→ Problem details
Work out how many lines of the listing hold the string "frac". Answer with that number alone.

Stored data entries
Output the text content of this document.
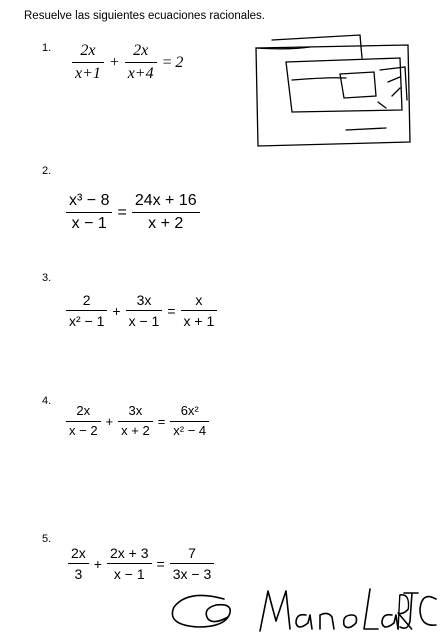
Resuelve las siguientes ecuaciones racionales.
1. $\frac{2x}{x+1} + \frac{2x}{x+4} = 2$
2.
$\frac{\text{x³ − 8}}{x - 1} = \frac{24x + 16}{x + 2}$
3.
$\frac{2}{\text{x² − 1}} + \frac{3x}{x - 1} = \frac{x}{x + 1}$
4.
$\frac{2x}{x - 2} + \frac{3x}{x + 2} = \frac{\text{6x²}}{\text{x² − 4}}$
5.
$\frac{2x}{3} + \frac{2x + 3}{x - 1} = \frac{7}{3x - 3}$
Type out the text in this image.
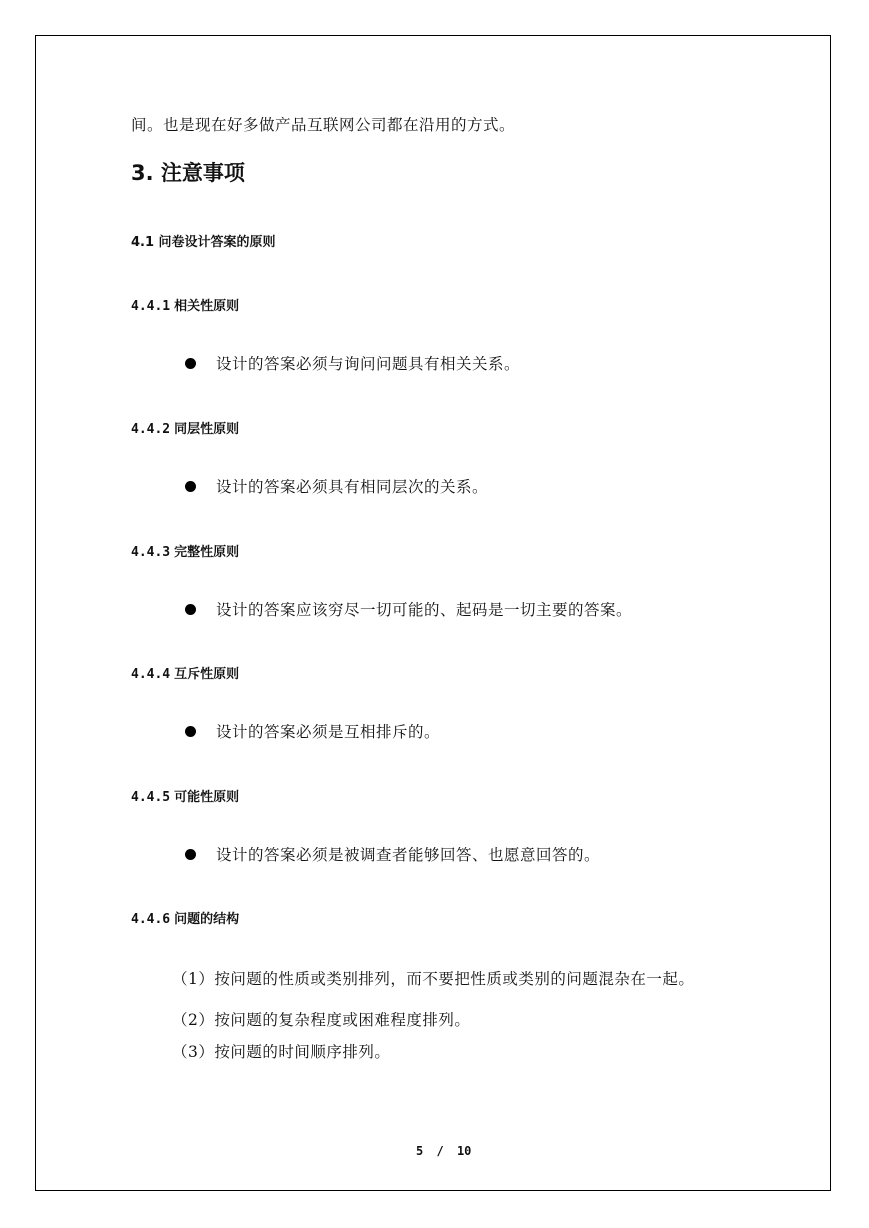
间。也是现在好多做产品互联网公司都在沿用的方式。
3. 注意事项
4.1 问卷设计答案的原则
4.4.1 相关性原则
设计的答案必须与询问问题具有相关关系。
4.4.2 同层性原则
设计的答案必须具有相同层次的关系。
4.4.3 完整性原则
设计的答案应该穷尽一切可能的、起码是一切主要的答案。
4.4.4 互斥性原则
设计的答案必须是互相排斥的。
4.4.5 可能性原则
设计的答案必须是被调查者能够回答、也愿意回答的。
4.4.6 问题的结构
（1）按问题的性质或类别排列，而不要把性质或类别的问题混杂在一起。
（2）按问题的复杂程度或困难程度排列。
（3）按问题的时间顺序排列。
5 / 10
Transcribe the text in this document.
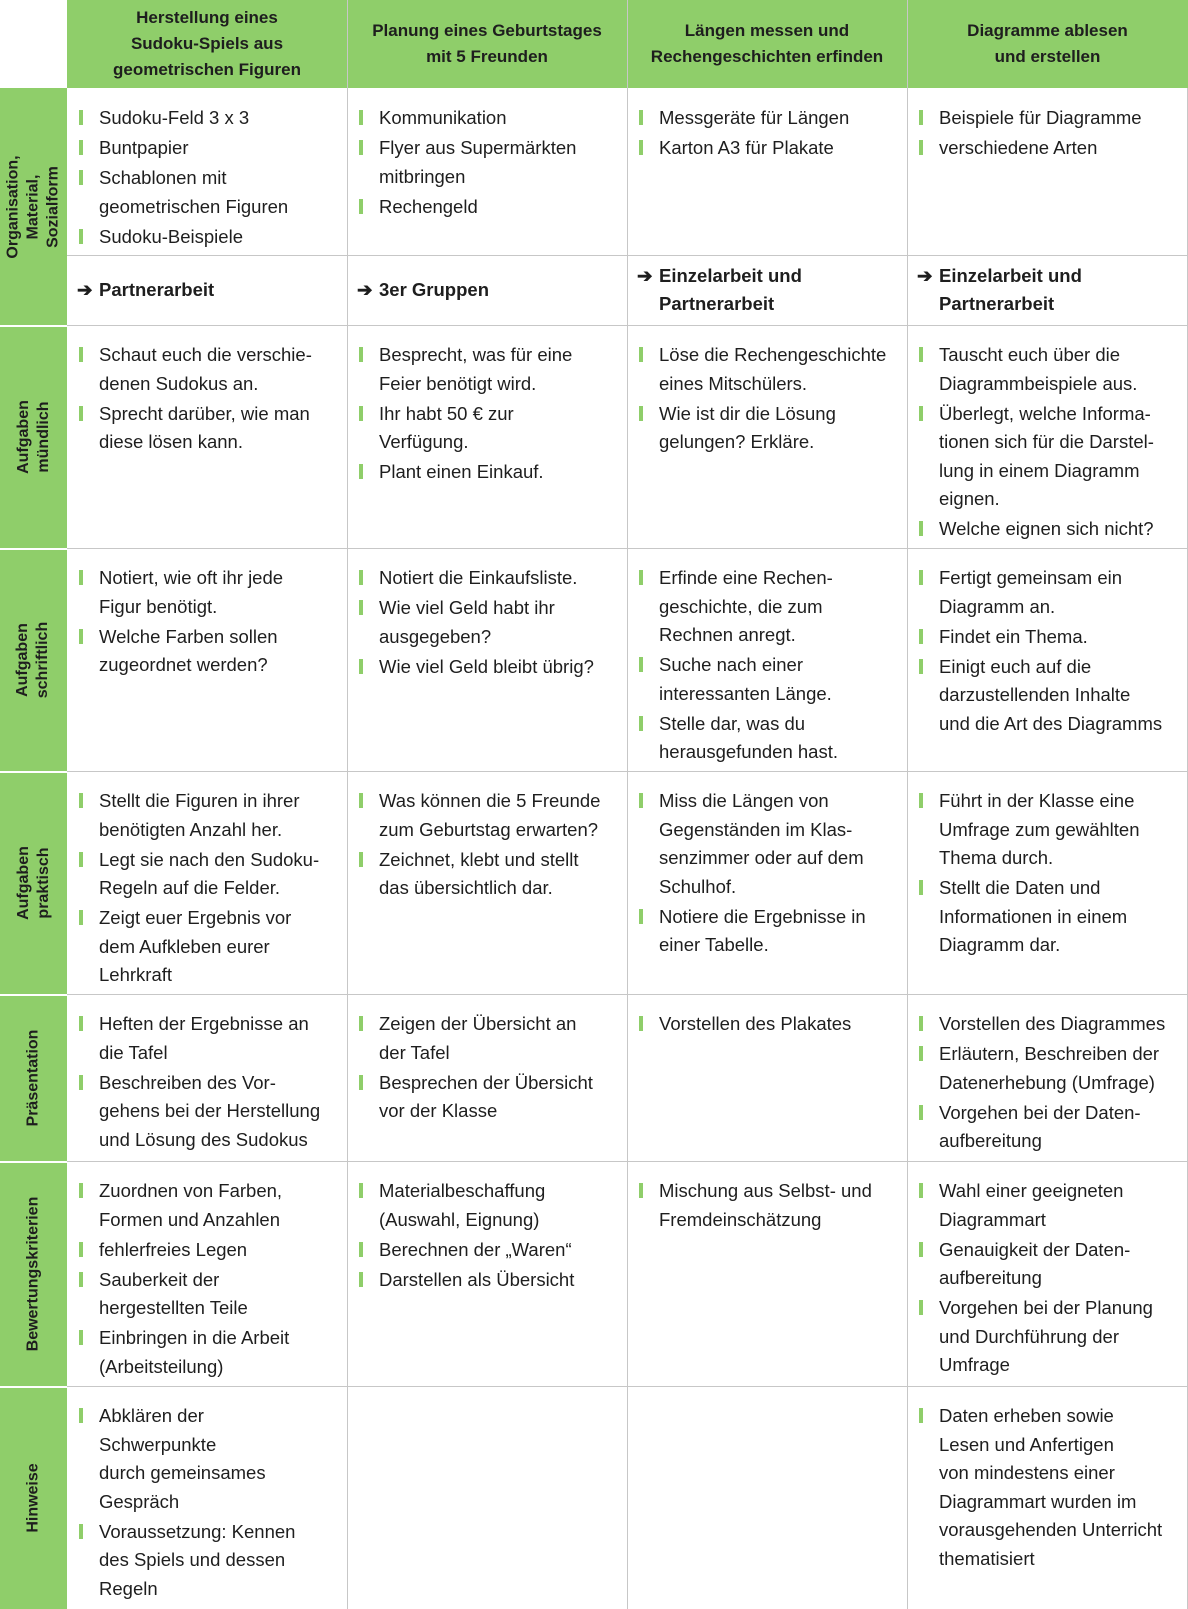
Herstellung eines
Sudoku-Spiels aus
geometrischen Figuren
Planung eines Geburtstages
mit 5 Freunden
Längen messen und
Rechengeschichten erfinden
Diagramme ablesen
und erstellen
Organisation,
Material, Sozialform
Aufgaben
mündlich
Aufgaben
schriftlich
Aufgaben
praktisch
Präsentation
Bewertungskriterien
Hinweise
Sudoku-Feld 3 x 3
Buntpapier
Schablonen mit
geometrischen Figuren
Sudoku-Beispiele
Kommunikation
Flyer aus Supermärkten
mitbringen
Rechengeld
Messgeräte für Längen
Karton A3 für Plakate
Beispiele für Diagramme
verschiedene Arten
Schaut euch die verschie-
denen Sudokus an.
Sprecht darüber, wie man
diese lösen kann.
Besprecht, was für eine
Feier benötigt wird.
Ihr habt 50 € zur
Verfügung.
Plant einen Einkauf.
Löse die Rechengeschichte
eines Mitschülers.
Wie ist dir die Lösung
gelungen? Erkläre.
Tauscht euch über die
Diagrammbeispiele aus.
Überlegt, welche Informa-
tionen sich für die Darstel-
lung in einem Diagramm
eignen.
Welche eignen sich nicht?
Notiert, wie oft ihr jede
Figur benötigt.
Welche Farben sollen
zugeordnet werden?
Notiert die Einkaufsliste.
Wie viel Geld habt ihr
ausgegeben?
Wie viel Geld bleibt übrig?
Erfinde eine Rechen-
geschichte, die zum
Rechnen anregt.
Suche nach einer
interessanten Länge.
Stelle dar, was du
herausgefunden hast.
Fertigt gemeinsam ein
Diagramm an.
Findet ein Thema.
Einigt euch auf die
darzustellenden Inhalte
und die Art des Diagramms
Stellt die Figuren in ihrer
benötigten Anzahl her.
Legt sie nach den Sudoku-
Regeln auf die Felder.
Zeigt euer Ergebnis vor
dem Aufkleben eurer
Lehrkraft
Was können die 5 Freunde
zum Geburtstag erwarten?
Zeichnet, klebt und stellt
das übersichtlich dar.
Miss die Längen von
Gegenständen im Klas-
senzimmer oder auf dem
Schulhof.
Notiere die Ergebnisse in
einer Tabelle.
Führt in der Klasse eine
Umfrage zum gewählten
Thema durch.
Stellt die Daten und
Informationen in einem
Diagramm dar.
Heften der Ergebnisse an
die Tafel
Beschreiben des Vor-
gehens bei der Herstellung
und Lösung des Sudokus
Zeigen der Übersicht an
der Tafel
Besprechen der Übersicht
vor der Klasse
Vorstellen des Plakates	Vorstellen des Diagrammes
Erläutern, Beschreiben der
Datenerhebung (Umfrage)
Vorgehen bei der Daten-
aufbereitung
Zuordnen von Farben,
Formen und Anzahlen
fehlerfreies Legen
Sauberkeit der
hergestellten Teile
Einbringen in die Arbeit
(Arbeitsteilung)
Materialbeschaffung
(Auswahl, Eignung)
Berechnen der „Waren“
Darstellen als Übersicht
Mischung aus Selbst- und
Fremdeinschätzung
Wahl einer geeigneten
Diagrammart
Genauigkeit der Daten-
aufbereitung
Vorgehen bei der Planung
und Durchführung der
Umfrage
Abklären der
Schwerpunkte
durch gemeinsames
Gespräch
Voraussetzung: Kennen
des Spiels und dessen
Regeln
Daten erheben sowie
Lesen und Anfertigen
von mindestens einer
Diagrammart wurden im
vorausgehenden Unterricht
thematisiert
➔ Partnerarbeit	➔ 3er Gruppen
➔ Einzelarbeit und
Partnerarbeit
➔ Einzelarbeit und
Partnerarbeit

→ Output for this task
5